Excerpts from a figure dataset
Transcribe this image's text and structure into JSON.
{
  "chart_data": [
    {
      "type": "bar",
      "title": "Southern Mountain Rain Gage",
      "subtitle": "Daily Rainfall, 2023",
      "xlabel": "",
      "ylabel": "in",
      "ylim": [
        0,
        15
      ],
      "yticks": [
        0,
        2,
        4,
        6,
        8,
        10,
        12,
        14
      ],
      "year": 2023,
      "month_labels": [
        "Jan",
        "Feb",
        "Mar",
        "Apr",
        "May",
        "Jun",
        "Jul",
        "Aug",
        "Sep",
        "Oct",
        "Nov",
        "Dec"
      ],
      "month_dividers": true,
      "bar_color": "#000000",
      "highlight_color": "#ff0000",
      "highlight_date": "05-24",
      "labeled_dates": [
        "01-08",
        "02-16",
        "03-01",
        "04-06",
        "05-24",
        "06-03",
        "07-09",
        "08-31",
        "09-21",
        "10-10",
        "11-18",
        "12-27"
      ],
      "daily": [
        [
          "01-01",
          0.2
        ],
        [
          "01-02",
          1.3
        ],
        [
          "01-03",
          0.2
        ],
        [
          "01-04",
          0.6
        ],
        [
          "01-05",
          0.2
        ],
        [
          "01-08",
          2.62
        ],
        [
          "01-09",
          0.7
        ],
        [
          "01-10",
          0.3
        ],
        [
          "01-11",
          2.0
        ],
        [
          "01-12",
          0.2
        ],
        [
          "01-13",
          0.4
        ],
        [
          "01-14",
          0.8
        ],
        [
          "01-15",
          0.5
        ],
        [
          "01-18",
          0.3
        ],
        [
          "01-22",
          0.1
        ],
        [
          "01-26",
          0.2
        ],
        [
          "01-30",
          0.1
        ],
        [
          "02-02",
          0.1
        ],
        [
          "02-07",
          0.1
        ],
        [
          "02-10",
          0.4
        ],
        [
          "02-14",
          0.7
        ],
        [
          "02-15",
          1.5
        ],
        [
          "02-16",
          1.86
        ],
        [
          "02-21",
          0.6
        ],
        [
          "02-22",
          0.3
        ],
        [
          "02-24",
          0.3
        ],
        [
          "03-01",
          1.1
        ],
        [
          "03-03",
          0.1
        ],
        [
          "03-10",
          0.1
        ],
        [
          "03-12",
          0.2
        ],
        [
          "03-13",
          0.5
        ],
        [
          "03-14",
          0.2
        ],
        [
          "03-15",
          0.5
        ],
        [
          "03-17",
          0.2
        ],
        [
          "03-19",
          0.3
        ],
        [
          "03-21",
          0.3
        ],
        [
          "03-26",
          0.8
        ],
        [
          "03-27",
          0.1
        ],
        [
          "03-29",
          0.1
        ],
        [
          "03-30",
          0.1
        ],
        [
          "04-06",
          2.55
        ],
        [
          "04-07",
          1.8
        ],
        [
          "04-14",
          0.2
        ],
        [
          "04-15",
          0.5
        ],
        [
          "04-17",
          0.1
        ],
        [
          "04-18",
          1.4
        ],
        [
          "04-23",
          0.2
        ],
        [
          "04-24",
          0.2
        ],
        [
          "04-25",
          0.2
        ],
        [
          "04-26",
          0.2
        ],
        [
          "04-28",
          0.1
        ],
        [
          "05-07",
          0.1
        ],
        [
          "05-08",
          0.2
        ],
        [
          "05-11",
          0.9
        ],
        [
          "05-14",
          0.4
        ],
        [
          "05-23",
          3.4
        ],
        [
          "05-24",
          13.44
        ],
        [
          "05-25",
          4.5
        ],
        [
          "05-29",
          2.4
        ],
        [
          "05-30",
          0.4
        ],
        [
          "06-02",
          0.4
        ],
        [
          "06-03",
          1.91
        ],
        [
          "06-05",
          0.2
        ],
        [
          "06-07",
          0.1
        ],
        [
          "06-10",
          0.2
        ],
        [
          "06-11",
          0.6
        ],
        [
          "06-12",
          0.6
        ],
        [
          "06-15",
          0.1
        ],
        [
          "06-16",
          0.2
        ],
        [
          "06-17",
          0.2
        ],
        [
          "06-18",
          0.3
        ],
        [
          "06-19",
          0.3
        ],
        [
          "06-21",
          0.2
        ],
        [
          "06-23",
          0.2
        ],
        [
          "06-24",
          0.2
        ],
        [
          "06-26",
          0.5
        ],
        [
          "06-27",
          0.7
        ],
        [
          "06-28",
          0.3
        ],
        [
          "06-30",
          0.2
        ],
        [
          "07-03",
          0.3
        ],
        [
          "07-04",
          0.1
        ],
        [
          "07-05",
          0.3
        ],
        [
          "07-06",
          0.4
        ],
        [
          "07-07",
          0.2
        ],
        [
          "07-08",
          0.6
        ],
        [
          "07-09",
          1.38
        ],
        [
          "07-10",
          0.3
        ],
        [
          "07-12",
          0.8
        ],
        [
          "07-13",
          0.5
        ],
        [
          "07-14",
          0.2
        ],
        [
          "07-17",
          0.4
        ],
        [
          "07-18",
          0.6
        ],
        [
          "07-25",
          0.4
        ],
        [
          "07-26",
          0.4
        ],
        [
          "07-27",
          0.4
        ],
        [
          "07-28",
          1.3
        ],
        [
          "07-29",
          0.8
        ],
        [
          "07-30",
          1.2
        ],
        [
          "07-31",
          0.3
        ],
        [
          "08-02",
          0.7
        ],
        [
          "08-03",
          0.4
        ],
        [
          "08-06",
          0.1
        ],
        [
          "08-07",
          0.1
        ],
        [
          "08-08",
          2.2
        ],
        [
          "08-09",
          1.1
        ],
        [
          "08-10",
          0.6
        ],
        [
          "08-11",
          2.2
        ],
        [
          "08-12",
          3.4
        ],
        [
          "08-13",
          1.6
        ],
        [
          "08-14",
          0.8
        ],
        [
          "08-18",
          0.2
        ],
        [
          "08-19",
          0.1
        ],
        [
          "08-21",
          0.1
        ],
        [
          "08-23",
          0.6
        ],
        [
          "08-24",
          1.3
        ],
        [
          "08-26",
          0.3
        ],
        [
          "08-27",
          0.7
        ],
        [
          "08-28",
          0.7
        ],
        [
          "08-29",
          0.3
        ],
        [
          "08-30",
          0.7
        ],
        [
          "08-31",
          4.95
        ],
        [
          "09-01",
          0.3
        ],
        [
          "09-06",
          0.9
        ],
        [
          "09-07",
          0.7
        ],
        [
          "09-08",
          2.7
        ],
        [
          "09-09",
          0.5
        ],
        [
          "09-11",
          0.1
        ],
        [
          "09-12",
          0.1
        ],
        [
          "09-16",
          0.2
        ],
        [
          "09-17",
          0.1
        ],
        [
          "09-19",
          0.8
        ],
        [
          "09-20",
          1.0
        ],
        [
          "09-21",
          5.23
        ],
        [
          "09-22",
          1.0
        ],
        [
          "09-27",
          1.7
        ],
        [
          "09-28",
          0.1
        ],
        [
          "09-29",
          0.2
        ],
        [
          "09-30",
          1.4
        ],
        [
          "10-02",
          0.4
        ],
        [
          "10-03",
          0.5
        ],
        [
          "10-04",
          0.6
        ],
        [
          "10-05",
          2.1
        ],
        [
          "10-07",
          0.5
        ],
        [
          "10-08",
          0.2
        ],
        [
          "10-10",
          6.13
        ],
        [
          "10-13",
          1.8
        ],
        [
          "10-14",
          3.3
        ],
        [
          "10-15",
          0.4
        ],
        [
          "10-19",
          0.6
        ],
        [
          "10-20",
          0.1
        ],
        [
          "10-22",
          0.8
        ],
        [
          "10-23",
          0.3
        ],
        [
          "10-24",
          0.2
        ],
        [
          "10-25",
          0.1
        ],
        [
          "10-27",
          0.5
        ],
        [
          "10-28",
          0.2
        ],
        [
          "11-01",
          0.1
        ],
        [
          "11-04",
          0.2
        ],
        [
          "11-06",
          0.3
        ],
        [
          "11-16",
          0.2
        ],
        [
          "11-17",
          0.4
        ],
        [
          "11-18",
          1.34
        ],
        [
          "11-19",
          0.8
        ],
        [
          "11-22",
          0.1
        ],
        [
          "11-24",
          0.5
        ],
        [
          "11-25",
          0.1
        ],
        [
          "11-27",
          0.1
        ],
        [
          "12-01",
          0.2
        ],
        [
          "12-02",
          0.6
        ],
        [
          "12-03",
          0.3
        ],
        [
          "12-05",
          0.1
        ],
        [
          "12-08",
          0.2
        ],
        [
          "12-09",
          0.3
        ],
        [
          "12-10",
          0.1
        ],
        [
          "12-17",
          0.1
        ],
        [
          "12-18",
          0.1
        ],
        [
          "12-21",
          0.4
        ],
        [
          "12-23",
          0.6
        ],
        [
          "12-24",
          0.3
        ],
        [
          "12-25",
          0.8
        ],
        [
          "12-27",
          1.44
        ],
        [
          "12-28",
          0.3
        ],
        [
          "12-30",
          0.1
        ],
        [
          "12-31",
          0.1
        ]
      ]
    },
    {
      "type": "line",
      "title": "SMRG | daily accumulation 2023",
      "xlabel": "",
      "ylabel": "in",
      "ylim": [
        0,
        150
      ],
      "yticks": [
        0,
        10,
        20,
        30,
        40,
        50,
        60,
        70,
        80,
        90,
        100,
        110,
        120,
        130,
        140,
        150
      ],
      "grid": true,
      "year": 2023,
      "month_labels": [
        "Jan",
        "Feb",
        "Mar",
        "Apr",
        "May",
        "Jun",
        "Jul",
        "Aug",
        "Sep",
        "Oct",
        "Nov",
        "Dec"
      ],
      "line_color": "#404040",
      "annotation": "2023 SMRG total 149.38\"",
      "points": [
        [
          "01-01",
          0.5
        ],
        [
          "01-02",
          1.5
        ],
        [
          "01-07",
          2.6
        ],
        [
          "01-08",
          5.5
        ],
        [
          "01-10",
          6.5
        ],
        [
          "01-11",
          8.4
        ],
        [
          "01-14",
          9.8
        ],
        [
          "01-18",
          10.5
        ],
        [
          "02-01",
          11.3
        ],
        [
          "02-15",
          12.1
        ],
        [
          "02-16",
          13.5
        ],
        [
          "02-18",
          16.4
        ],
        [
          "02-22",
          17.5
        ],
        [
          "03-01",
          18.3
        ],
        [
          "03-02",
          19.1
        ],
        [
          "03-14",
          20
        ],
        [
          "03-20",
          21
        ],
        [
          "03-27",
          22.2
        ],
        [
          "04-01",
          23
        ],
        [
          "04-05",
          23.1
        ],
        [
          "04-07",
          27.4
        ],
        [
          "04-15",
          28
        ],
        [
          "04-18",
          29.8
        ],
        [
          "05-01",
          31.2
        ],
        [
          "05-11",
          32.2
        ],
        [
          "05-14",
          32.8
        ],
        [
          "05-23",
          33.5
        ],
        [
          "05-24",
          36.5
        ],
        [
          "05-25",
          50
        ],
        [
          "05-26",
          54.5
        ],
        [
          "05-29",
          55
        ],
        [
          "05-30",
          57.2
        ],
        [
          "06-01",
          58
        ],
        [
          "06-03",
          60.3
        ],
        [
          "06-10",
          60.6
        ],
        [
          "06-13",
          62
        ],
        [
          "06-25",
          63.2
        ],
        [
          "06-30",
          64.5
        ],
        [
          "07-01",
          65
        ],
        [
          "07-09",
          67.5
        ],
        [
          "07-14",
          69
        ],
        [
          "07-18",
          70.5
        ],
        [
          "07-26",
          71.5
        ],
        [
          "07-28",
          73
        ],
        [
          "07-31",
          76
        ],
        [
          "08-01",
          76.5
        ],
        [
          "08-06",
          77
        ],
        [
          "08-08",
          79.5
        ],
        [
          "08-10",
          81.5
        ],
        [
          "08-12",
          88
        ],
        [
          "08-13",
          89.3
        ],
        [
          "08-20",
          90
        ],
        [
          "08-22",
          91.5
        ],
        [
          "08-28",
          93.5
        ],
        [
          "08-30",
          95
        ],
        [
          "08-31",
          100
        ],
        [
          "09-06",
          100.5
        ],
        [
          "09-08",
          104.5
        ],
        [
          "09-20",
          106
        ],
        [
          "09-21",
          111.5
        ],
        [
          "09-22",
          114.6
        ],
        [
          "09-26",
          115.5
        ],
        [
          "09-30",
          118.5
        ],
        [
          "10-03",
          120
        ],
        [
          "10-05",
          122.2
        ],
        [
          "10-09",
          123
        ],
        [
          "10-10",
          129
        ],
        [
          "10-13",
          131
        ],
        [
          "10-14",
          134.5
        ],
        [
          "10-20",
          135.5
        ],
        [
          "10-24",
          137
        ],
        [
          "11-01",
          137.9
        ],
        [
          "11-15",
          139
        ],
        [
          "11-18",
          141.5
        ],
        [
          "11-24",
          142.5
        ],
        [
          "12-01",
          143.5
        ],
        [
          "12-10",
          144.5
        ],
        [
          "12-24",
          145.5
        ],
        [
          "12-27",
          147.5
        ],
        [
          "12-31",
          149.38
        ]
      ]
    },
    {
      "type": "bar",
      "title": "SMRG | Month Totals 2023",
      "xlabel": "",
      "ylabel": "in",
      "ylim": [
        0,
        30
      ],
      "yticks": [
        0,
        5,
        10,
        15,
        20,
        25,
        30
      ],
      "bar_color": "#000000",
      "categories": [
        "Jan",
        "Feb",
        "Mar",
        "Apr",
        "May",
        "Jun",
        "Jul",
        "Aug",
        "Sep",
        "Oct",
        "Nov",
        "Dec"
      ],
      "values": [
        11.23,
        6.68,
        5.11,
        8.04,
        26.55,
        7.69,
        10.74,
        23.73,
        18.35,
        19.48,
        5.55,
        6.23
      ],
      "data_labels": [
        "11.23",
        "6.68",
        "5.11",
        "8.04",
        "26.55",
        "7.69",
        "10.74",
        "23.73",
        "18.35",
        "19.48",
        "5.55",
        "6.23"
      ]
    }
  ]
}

• What you will do: Search the records for the string "SMRG" and return every line in which it occurs.

• Response:
      "title": "SMRG | daily accumulation 2023",
      "annotation": "2023 SMRG total 149.38\"",
      "title": "SMRG | Month Totals 2023",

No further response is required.